Report the number of lines that include "side", with no additional text.

• Task data:
====================
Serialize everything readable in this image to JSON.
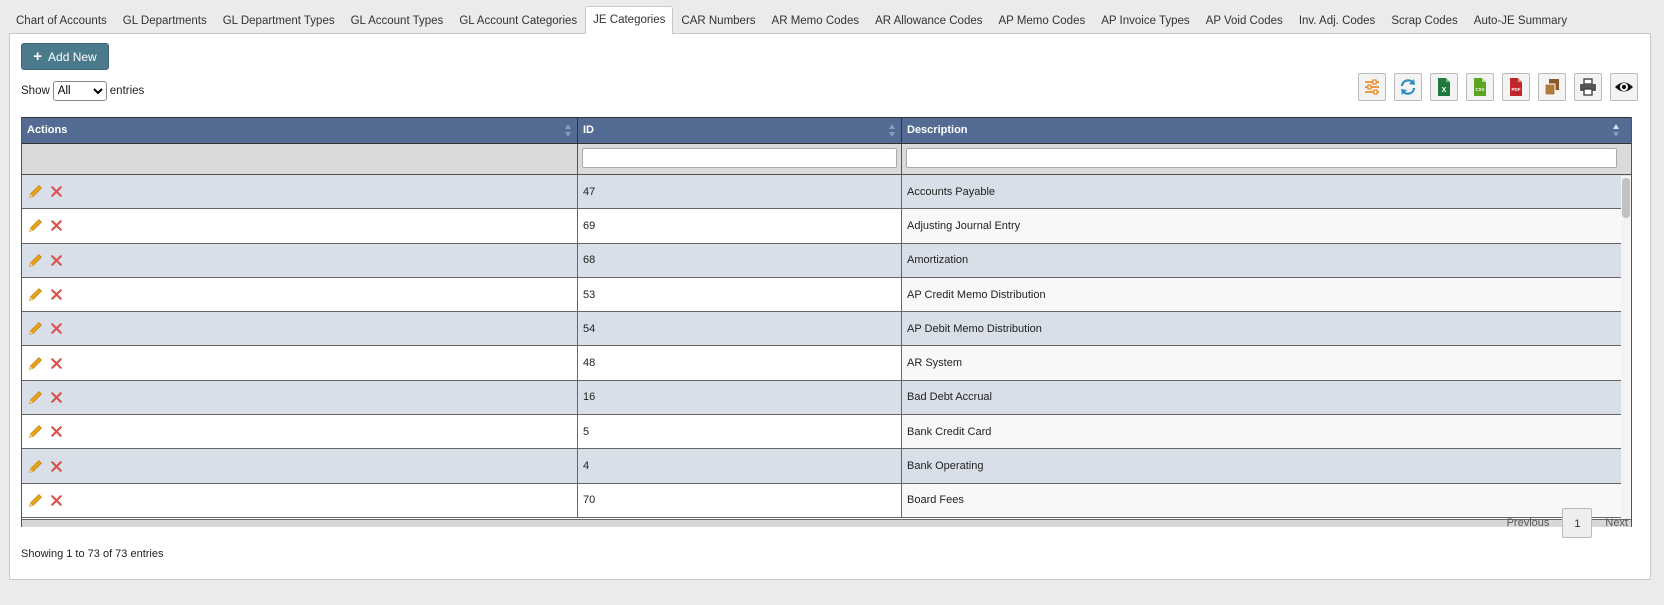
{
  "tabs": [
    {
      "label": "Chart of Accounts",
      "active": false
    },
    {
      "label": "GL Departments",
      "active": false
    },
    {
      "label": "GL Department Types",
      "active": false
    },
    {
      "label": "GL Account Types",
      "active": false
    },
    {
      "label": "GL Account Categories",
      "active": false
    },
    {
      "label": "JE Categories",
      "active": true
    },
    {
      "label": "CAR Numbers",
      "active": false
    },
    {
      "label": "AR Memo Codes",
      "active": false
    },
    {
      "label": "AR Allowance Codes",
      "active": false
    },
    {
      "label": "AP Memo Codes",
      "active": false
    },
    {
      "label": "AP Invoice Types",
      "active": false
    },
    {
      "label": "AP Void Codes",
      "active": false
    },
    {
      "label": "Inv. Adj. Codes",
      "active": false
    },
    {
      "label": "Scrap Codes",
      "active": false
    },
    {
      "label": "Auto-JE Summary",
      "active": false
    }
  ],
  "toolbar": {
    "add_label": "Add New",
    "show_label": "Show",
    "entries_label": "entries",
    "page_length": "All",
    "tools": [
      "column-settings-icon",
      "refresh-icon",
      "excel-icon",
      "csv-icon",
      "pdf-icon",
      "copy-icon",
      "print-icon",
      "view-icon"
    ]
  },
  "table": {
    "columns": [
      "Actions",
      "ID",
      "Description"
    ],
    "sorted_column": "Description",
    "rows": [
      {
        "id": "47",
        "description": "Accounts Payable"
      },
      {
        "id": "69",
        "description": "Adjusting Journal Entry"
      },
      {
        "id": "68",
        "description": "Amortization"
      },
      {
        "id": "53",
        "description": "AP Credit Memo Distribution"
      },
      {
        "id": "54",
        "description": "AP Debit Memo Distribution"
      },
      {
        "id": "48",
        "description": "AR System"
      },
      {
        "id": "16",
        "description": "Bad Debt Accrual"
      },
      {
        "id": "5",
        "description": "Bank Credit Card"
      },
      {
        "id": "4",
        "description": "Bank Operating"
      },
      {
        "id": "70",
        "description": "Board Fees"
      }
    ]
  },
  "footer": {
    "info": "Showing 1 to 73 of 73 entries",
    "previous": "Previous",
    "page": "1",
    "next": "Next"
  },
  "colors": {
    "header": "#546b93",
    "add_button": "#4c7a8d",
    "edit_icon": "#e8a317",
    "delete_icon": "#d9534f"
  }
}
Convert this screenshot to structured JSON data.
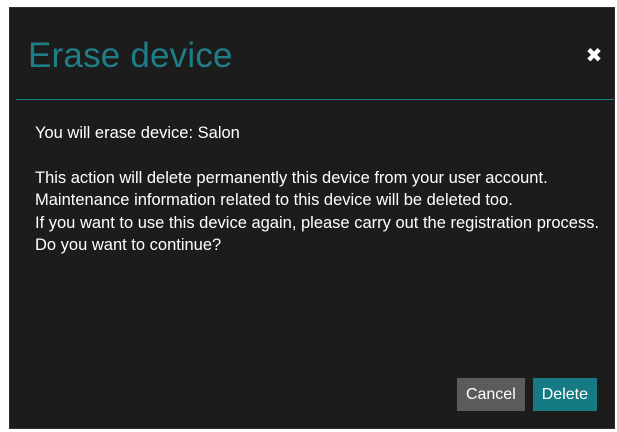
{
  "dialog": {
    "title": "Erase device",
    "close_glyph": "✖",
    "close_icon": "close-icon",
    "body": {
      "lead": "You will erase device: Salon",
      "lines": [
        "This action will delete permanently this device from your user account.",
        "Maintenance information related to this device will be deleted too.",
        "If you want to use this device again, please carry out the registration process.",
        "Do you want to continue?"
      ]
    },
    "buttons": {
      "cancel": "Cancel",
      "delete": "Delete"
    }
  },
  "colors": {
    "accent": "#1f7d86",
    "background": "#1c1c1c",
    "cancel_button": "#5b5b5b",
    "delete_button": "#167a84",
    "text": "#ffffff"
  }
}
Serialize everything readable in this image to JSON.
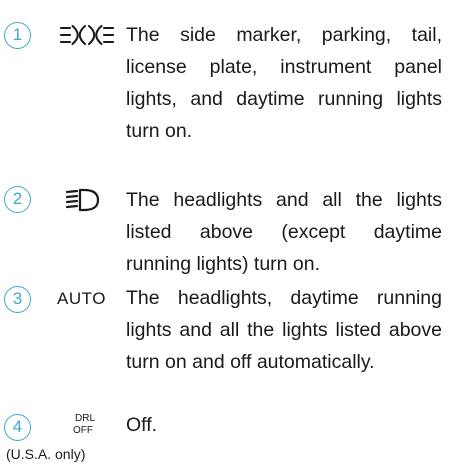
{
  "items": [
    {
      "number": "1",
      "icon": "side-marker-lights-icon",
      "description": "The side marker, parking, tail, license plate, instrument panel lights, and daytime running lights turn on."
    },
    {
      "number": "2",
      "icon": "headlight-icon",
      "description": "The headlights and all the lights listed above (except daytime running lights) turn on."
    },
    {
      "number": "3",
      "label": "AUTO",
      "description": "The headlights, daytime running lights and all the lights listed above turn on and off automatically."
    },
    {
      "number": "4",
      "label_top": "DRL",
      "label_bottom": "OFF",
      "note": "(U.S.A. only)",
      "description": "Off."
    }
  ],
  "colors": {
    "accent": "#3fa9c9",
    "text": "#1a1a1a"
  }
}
====================
• Exercise output: 2